● Exercise brief: Repeat every record exactly, but keep images out of the copy.

[Data records]
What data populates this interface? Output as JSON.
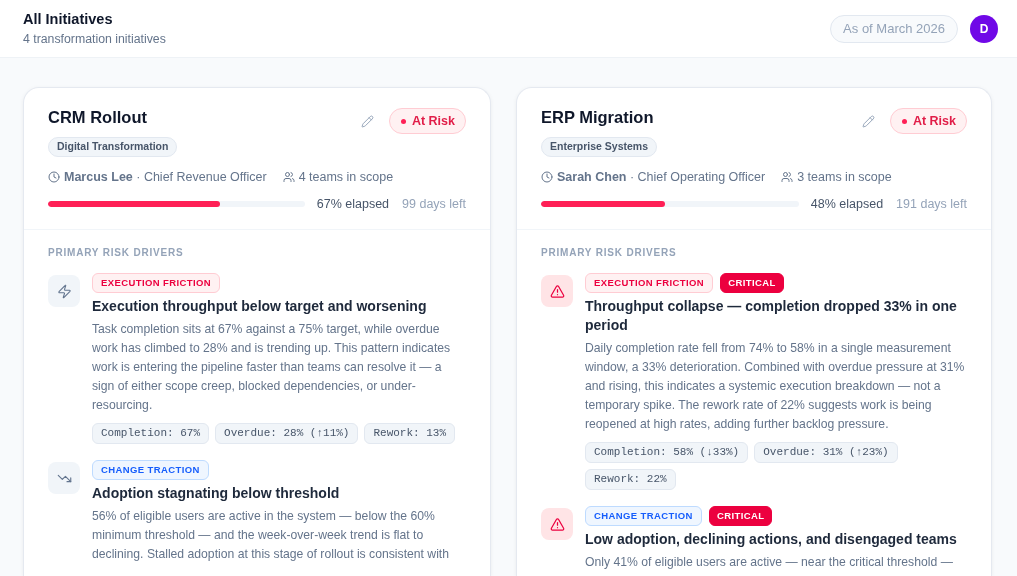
{
  "header": {
    "title": "All Initiatives",
    "subtitle": "4 transformation initiatives",
    "as_of": "As of March 2026",
    "avatar": "D"
  },
  "initiatives": [
    {
      "name": "CRM Rollout",
      "status": {
        "kind": "at_risk",
        "label": "At Risk"
      },
      "category": "Digital Transformation",
      "owner": "**Marcus Lee** · Chief Revenue Officer",
      "teams": "4 teams in scope",
      "elapsed": {
        "level": 0.67,
        "reading": "67% elapsed"
      },
      "days_left": "99 days left",
      "drivers_heading": "PRIMARY RISK DRIVERS",
      "drivers": [
        {
          "kind": "execution",
          "label": "EXECUTION FRICTION",
          "critical": false,
          "title": "Execution throughput below target and worsening",
          "description": "Task completion sits at 67% against a 75% target, while overdue work has climbed to 28% and is trending up. This pattern indicates work is entering the pipeline faster than teams can resolve it — a sign of either scope creep, blocked dependencies, or under-resourcing.",
          "metrics": [
            "Completion: 67%",
            "Overdue: 28% (↑11%)",
            "Rework: 13%"
          ]
        },
        {
          "kind": "adoption",
          "label": "CHANGE TRACTION",
          "critical": false,
          "title": "Adoption stagnating below threshold",
          "description": "56% of eligible users are active in the system — below the 60% minimum threshold — and the week-over-week trend is flat to declining. Stalled adoption at this stage of rollout is consistent with"
        }
      ]
    },
    {
      "name": "ERP Migration",
      "status": {
        "kind": "at_risk",
        "label": "At Risk"
      },
      "category": "Enterprise Systems",
      "owner": "**Sarah Chen** · Chief Operating Officer",
      "teams": "3 teams in scope",
      "elapsed": {
        "level": 0.48,
        "reading": "48% elapsed"
      },
      "days_left": "191 days left",
      "drivers_heading": "PRIMARY RISK DRIVERS",
      "drivers": [
        {
          "kind": "execution",
          "label": "EXECUTION FRICTION",
          "critical": true,
          "critical_label": "CRITICAL",
          "title": "Throughput collapse — completion dropped 33% in one period",
          "description": "Daily completion rate fell from 74% to 58% in a single measurement window, a 33% deterioration. Combined with overdue pressure at 31% and rising, this indicates a systemic execution breakdown — not a temporary spike. The rework rate of 22% suggests work is being reopened at high rates, adding further backlog pressure.",
          "metrics": [
            "Completion: 58% (↓33%)",
            "Overdue: 31% (↑23%)",
            "Rework: 22%"
          ]
        },
        {
          "kind": "adoption",
          "label": "CHANGE TRACTION",
          "critical": true,
          "critical_label": "CRITICAL",
          "title": "Low adoption, declining actions, and disengaged teams",
          "description": "Only 41% of eligible users are active — near the critical threshold —"
        }
      ]
    }
  ]
}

● Solved problem:
What data populates this interface? Output as JSON.
{
  "header": {
    "title": "All Initiatives",
    "subtitle": "4 transformation initiatives",
    "as_of": "As of March 2026",
    "avatar": "D"
  },
  "initiatives": [
    {
      "name": "CRM Rollout",
      "status": {
        "kind": "at_risk",
        "label": "At Risk"
      },
      "category": "Digital Transformation",
      "owner": "**Marcus Lee** · Chief Revenue Officer",
      "teams": "4 teams in scope",
      "elapsed": {
        "level": 0.67,
        "reading": "67% elapsed"
      },
      "days_left": "99 days left",
      "drivers_heading": "PRIMARY RISK DRIVERS",
      "drivers": [
        {
          "kind": "execution",
          "label": "EXECUTION FRICTION",
          "critical": false,
          "title": "Execution throughput below target and worsening",
          "description": "Task completion sits at 67% against a 75% target, while overdue work has climbed to 28% and is trending up. This pattern indicates work is entering the pipeline faster than teams can resolve it — a sign of either scope creep, blocked dependencies, or under-resourcing.",
          "metrics": [
            "Completion: 67%",
            "Overdue: 28% (↑11%)",
            "Rework: 13%"
          ]
        },
        {
          "kind": "adoption",
          "label": "CHANGE TRACTION",
          "critical": false,
          "title": "Adoption stagnating below threshold",
          "description": "56% of eligible users are active in the system — below the 60% minimum threshold — and the week-over-week trend is flat to declining. Stalled adoption at this stage of rollout is consistent with"
        }
      ]
    },
    {
      "name": "ERP Migration",
      "status": {
        "kind": "at_risk",
        "label": "At Risk"
      },
      "category": "Enterprise Systems",
      "owner": "**Sarah Chen** · Chief Operating Officer",
      "teams": "3 teams in scope",
      "elapsed": {
        "level": 0.48,
        "reading": "48% elapsed"
      },
      "days_left": "191 days left",
      "drivers_heading": "PRIMARY RISK DRIVERS",
      "drivers": [
        {
          "kind": "execution",
          "label": "EXECUTION FRICTION",
          "critical": true,
          "critical_label": "CRITICAL",
          "title": "Throughput collapse — completion dropped 33% in one period",
          "description": "Daily completion rate fell from 74% to 58% in a single measurement window, a 33% deterioration. Combined with overdue pressure at 31% and rising, this indicates a systemic execution breakdown — not a temporary spike. The rework rate of 22% suggests work is being reopened at high rates, adding further backlog pressure.",
          "metrics": [
            "Completion: 58% (↓33%)",
            "Overdue: 31% (↑23%)",
            "Rework: 22%"
          ]
        },
        {
          "kind": "adoption",
          "label": "CHANGE TRACTION",
          "critical": true,
          "critical_label": "CRITICAL",
          "title": "Low adoption, declining actions, and disengaged teams",
          "description": "Only 41% of eligible users are active — near the critical threshold —"
        }
      ]
    }
  ]
}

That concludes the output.